**Objective:** Copy out each line below that has the word "μπορεί" in it.
** START OF Material to process **
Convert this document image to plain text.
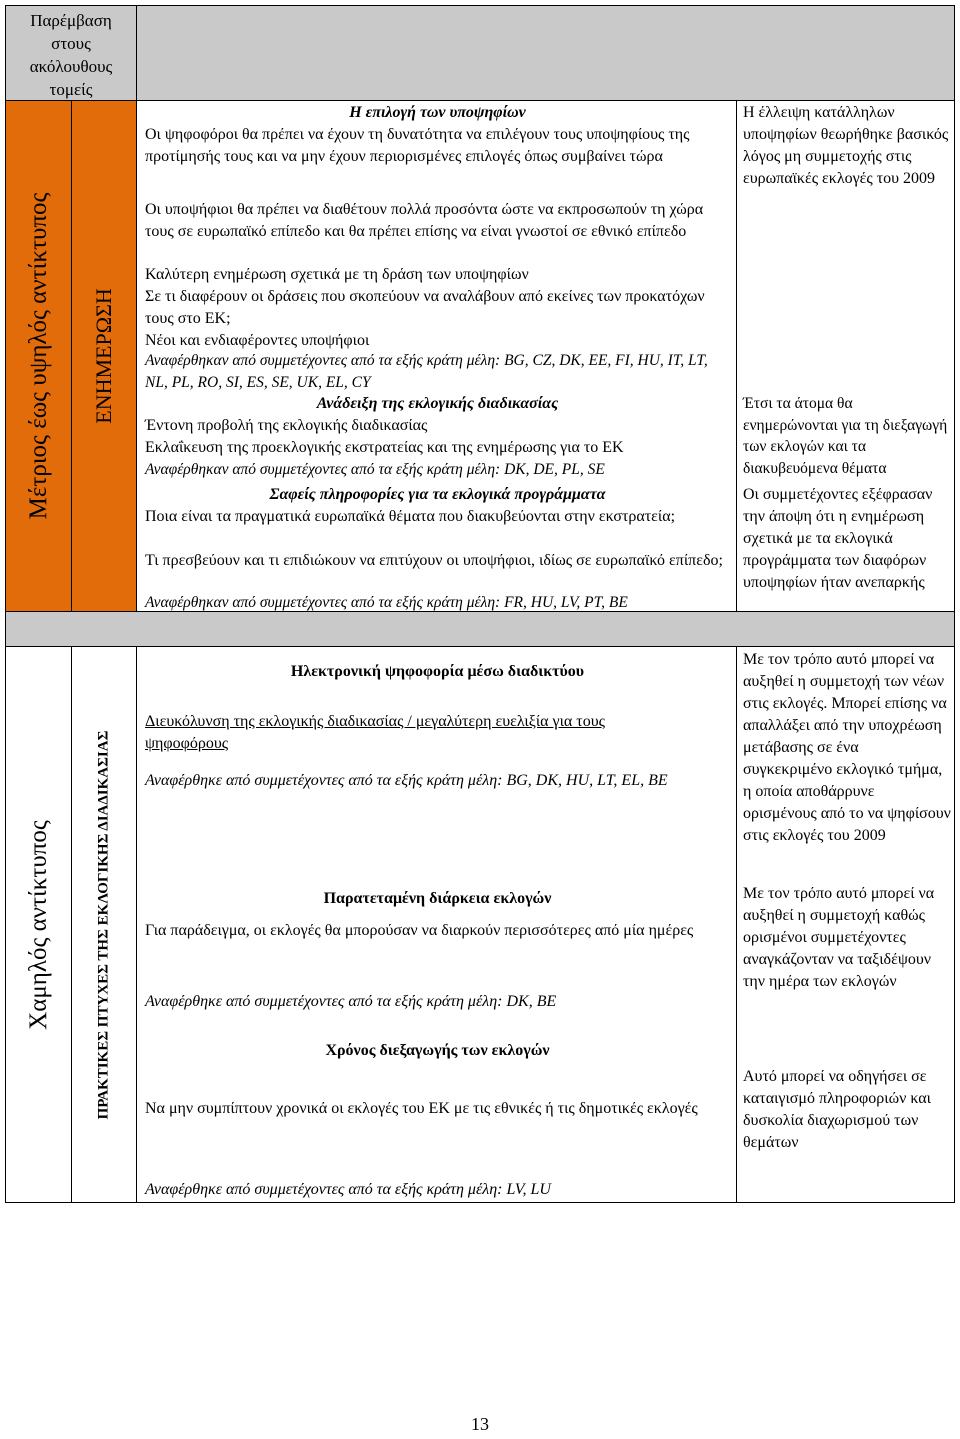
Παρέμβαση στους ακόλουθους τομείς
Μέτριος έως υψηλός αντίκτυπος ΕΝΗΜΕΡΩΣΗ
Η επιλογή των υποψηφίων
Οι ψηφοφόροι θα πρέπει να έχουν τη δυνατότητα να επιλέγουν τους υποψηφίους της προτίμησής τους και να μην έχουν περιορισμένες επιλογές όπως συμβαίνει τώρα
Οι υποψήφιοι θα πρέπει να διαθέτουν πολλά προσόντα ώστε να εκπροσωπούν τη χώρα τους σε ευρωπαϊκό επίπεδο και θα πρέπει επίσης να είναι γνωστοί σε εθνικό επίπεδο
Καλύτερη ενημέρωση σχετικά με τη δράση των υποψηφίων
Σε τι διαφέρουν οι δράσεις που σκοπεύουν να αναλάβουν από εκείνες των προκατόχων τους στο ΕΚ;
Νέοι και ενδιαφέροντες υποψήφιοι
Αναφέρθηκαν από συμμετέχοντες από τα εξής κράτη μέλη: BG, CZ, DK, EE, FI, HU, IT, LT, NL, PL, RO, SI, ES, SE, UK, EL, CY
Ανάδειξη της εκλογικής διαδικασίας
Έντονη προβολή της εκλογικής διαδικασίας
Εκλαΐκευση της προεκλογικής εκστρατείας και της ενημέρωσης για το ΕΚ
Αναφέρθηκαν από συμμετέχοντες από τα εξής κράτη μέλη: DK, DE, PL, SE
Σαφείς πληροφορίες για τα εκλογικά προγράμματα
Ποια είναι τα πραγματικά ευρωπαϊκά θέματα που διακυβεύονται στην εκστρατεία;
Τι πρεσβεύουν και τι επιδιώκουν να επιτύχουν οι υποψήφιοι, ιδίως σε ευρωπαϊκό επίπεδο;
Αναφέρθηκαν από συμμετέχοντες από τα εξής κράτη μέλη: FR, HU, LV, PT, BE
Η έλλειψη κατάλληλων υποψηφίων θεωρήθηκε βασικός λόγος μη συμμετοχής στις ευρωπαϊκές εκλογές του 2009
Έτσι τα άτομα θα ενημερώνονται για τη διεξαγωγή των εκλογών και τα διακυβευόμενα θέματα
Οι συμμετέχοντες εξέφρασαν την άποψη ότι η ενημέρωση σχετικά με τα εκλογικά προγράμματα των διαφόρων υποψηφίων ήταν ανεπαρκής
Χαμηλός αντίκτυπος	ΠΡΑΚΤΙΚΕΣ ΠΤΥΧΕΣ ΤΗΣ ΕΚΛΟΓΙΚΗΣ ΔΙΑΔΙΚΑΣΙΑΣ
Ηλεκτρονική ψηφοφορία μέσω διαδικτύου
Διευκόλυνση της εκλογικής διαδικασίας / μεγαλύτερη ευελιξία για τους ψηφοφόρους
Αναφέρθηκε από συμμετέχοντες από τα εξής κράτη μέλη: BG, DK, HU, LT, EL, BE
Παρατεταμένη διάρκεια εκλογών
Για παράδειγμα, οι εκλογές θα μπορούσαν να διαρκούν περισσότερες από μία ημέρες
Αναφέρθηκε από συμμετέχοντες από τα εξής κράτη μέλη: DK, BE
Χρόνος διεξαγωγής των εκλογών
Να μην συμπίπτουν χρονικά οι εκλογές του ΕΚ με τις εθνικές ή τις δημοτικές εκλογές
Αναφέρθηκε από συμμετέχοντες από τα εξής κράτη μέλη: LV, LU
Με τον τρόπο αυτό μπορεί να αυξηθεί η συμμετοχή των νέων στις εκλογές. Μπορεί επίσης να απαλλάξει από την υποχρέωση μετάβασης σε ένα συγκεκριμένο εκλογικό τμήμα, η οποία αποθάρρυνε ορισμένους από το να ψηφίσουν στις εκλογές του 2009
Με τον τρόπο αυτό μπορεί να αυξηθεί η συμμετοχή καθώς ορισμένοι συμμετέχοντες αναγκάζονταν να ταξιδέψουν την ημέρα των εκλογών
Αυτό μπορεί να οδηγήσει σε καταιγισμό πληροφοριών και δυσκολία διαχωρισμού των θεμάτων
13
** END OF Material to process **
**Solution:**
Με τον τρόπο αυτό μπορεί να αυξηθεί η συμμετοχή των νέων στις εκλογές. Μπορεί επίσης να απαλλάξει από την υποχρέωση μετάβασης σε ένα συγκεκριμένο εκλογικό τμήμα, η οποία αποθάρρυνε ορισμένους από το να ψηφίσουν στις εκλογές του 2009
Με τον τρόπο αυτό μπορεί να αυξηθεί η συμμετοχή καθώς ορισμένοι συμμετέχοντες αναγκάζονταν να ταξιδέψουν την ημέρα των εκλογών
Αυτό μπορεί να οδηγήσει σε καταιγισμό πληροφοριών και δυσκολία διαχωρισμού των θεμάτων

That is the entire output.